━━━ Stored rows ━━━

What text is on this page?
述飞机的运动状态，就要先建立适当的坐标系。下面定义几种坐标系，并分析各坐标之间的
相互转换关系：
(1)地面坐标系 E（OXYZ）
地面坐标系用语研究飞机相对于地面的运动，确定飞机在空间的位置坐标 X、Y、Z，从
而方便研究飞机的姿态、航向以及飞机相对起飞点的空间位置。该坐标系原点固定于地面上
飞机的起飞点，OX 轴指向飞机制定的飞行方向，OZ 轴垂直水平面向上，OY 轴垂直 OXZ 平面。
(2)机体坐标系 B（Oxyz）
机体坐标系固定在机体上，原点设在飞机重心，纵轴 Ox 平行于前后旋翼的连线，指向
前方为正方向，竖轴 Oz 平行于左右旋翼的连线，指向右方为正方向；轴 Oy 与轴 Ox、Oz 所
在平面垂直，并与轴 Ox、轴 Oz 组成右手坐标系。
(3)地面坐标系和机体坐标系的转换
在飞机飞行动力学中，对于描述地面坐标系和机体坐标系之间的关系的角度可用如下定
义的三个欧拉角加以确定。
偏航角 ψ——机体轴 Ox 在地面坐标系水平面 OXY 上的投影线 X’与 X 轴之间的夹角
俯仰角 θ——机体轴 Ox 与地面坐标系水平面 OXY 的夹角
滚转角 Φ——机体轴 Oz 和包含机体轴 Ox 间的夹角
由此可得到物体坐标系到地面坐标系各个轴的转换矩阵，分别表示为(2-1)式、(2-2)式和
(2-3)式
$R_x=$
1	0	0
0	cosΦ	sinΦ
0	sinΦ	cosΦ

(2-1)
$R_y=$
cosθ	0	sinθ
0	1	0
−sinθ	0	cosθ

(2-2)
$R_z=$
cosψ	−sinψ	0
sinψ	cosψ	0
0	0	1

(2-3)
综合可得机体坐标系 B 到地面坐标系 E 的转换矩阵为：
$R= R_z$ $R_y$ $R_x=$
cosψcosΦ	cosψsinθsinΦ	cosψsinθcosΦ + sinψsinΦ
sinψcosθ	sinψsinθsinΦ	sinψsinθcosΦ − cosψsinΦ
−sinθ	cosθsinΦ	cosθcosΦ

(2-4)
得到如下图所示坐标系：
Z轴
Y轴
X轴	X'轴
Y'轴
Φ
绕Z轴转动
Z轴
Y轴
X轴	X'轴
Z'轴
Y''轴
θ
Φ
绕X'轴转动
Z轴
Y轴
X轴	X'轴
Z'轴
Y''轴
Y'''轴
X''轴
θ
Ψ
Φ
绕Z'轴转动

━━━

_Short exercise_
Using the data above, repeat every line exactly.

_Answer to the task_
What text is on this page?
述飞机的运动状态，就要先建立适当的坐标系。下面定义几种坐标系，并分析各坐标之间的
相互转换关系：
(1)地面坐标系 E（OXYZ）
地面坐标系用语研究飞机相对于地面的运动，确定飞机在空间的位置坐标 X、Y、Z，从
而方便研究飞机的姿态、航向以及飞机相对起飞点的空间位置。该坐标系原点固定于地面上
飞机的起飞点，OX 轴指向飞机制定的飞行方向，OZ 轴垂直水平面向上，OY 轴垂直 OXZ 平面。
(2)机体坐标系 B（Oxyz）
机体坐标系固定在机体上，原点设在飞机重心，纵轴 Ox 平行于前后旋翼的连线，指向
前方为正方向，竖轴 Oz 平行于左右旋翼的连线，指向右方为正方向；轴 Oy 与轴 Ox、Oz 所
在平面垂直，并与轴 Ox、轴 Oz 组成右手坐标系。
(3)地面坐标系和机体坐标系的转换
在飞机飞行动力学中，对于描述地面坐标系和机体坐标系之间的关系的角度可用如下定
义的三个欧拉角加以确定。
偏航角 ψ——机体轴 Ox 在地面坐标系水平面 OXY 上的投影线 X’与 X 轴之间的夹角
俯仰角 θ——机体轴 Ox 与地面坐标系水平面 OXY 的夹角
滚转角 Φ——机体轴 Oz 和包含机体轴 Ox 间的夹角
由此可得到物体坐标系到地面坐标系各个轴的转换矩阵，分别表示为(2-1)式、(2-2)式和
(2-3)式
$R_x=$
1	0	0
0	cosΦ	sinΦ
0	sinΦ	cosΦ

(2-1)
$R_y=$
cosθ	0	sinθ
0	1	0
−sinθ	0	cosθ

(2-2)
$R_z=$
cosψ	−sinψ	0
sinψ	cosψ	0
0	0	1

(2-3)
综合可得机体坐标系 B 到地面坐标系 E 的转换矩阵为：
$R= R_z$ $R_y$ $R_x=$
cosψcosΦ	cosψsinθsinΦ	cosψsinθcosΦ + sinψsinΦ
sinψcosθ	sinψsinθsinΦ	sinψsinθcosΦ − cosψsinΦ
−sinθ	cosθsinΦ	cosθcosΦ

(2-4)
得到如下图所示坐标系：
Z轴
Y轴
X轴	X'轴
Y'轴
Φ
绕Z轴转动
Z轴
Y轴
X轴	X'轴
Z'轴
Y''轴
θ
Φ
绕X'轴转动
Z轴
Y轴
X轴	X'轴
Z'轴
Y''轴
Y'''轴
X''轴
θ
Ψ
Φ
绕Z'轴转动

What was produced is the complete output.